*What the exercise asks*. Identify the lines that contain the string "JSON" and copy all of them.
--- START OF Listed records ---
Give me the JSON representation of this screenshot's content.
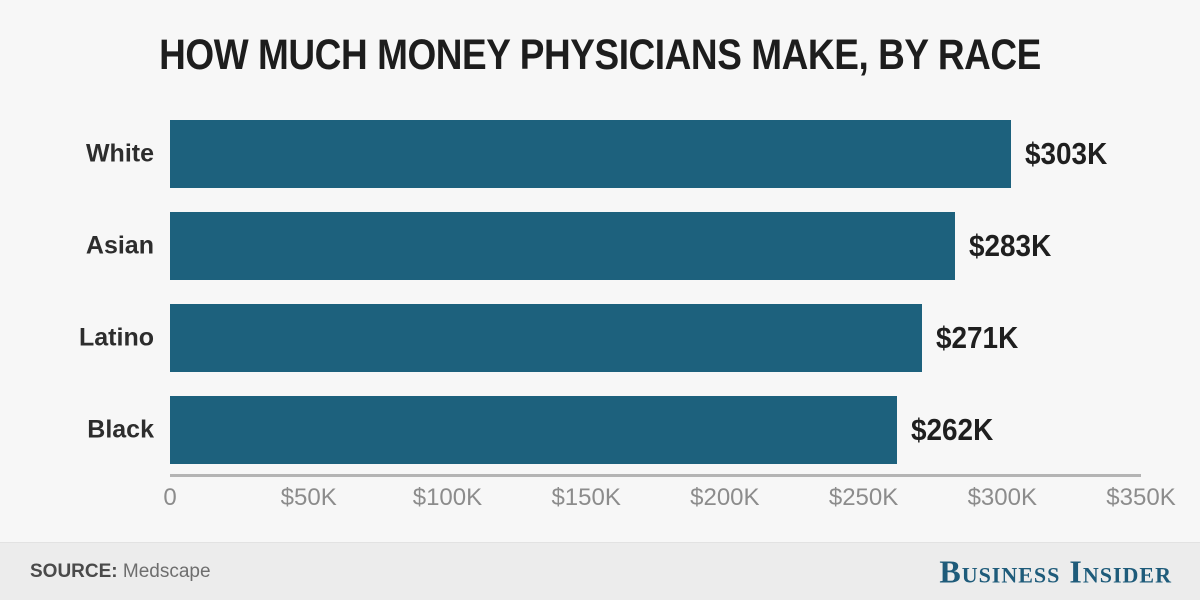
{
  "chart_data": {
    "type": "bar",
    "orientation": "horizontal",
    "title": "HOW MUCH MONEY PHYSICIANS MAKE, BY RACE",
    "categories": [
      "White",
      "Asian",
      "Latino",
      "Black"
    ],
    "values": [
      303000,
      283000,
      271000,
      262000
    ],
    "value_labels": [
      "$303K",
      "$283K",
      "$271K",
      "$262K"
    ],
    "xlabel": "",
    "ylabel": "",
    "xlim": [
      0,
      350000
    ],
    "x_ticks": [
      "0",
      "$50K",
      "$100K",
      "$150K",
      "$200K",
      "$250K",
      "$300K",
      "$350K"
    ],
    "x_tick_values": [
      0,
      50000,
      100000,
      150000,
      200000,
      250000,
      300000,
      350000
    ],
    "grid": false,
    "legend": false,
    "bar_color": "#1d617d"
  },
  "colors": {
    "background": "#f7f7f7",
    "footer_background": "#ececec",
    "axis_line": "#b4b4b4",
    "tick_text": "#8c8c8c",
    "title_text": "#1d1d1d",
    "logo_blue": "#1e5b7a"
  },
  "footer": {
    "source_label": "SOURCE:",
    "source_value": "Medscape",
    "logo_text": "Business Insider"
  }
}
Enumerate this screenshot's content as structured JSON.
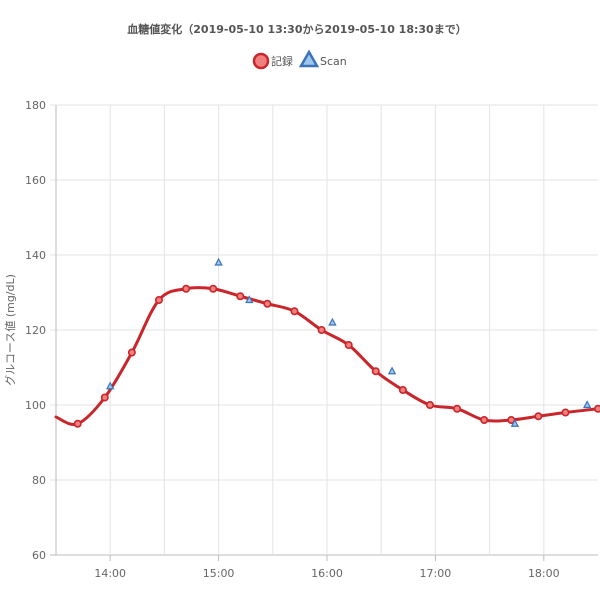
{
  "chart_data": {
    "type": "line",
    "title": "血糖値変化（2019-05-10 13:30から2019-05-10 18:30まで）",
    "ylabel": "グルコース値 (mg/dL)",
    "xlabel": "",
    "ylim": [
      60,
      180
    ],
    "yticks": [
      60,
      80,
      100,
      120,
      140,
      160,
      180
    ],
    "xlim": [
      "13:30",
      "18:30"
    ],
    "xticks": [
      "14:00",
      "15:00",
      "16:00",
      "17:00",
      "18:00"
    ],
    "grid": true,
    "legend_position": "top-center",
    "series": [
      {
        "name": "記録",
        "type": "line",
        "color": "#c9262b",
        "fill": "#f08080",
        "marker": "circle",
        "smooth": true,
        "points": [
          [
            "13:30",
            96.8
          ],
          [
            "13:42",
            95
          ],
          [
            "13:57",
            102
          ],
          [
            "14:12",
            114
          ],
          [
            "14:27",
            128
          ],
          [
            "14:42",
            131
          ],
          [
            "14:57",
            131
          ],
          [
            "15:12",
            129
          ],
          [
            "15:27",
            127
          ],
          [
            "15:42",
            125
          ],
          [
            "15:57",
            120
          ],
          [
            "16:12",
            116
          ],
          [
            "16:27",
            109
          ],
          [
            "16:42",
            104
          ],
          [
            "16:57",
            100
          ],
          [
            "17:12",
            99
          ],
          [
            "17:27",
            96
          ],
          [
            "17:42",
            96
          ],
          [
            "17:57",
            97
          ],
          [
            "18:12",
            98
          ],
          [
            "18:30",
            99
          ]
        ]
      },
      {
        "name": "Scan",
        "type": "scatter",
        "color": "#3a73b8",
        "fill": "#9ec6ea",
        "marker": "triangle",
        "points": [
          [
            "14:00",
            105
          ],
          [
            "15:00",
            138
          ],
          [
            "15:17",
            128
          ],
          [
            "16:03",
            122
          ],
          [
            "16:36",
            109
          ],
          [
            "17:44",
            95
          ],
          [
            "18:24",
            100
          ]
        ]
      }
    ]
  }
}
--- END OF Listed records ---
*Final answer*.
Give me the JSON representation of this screenshot's content.
Enumerate this screenshot's content as structured JSON.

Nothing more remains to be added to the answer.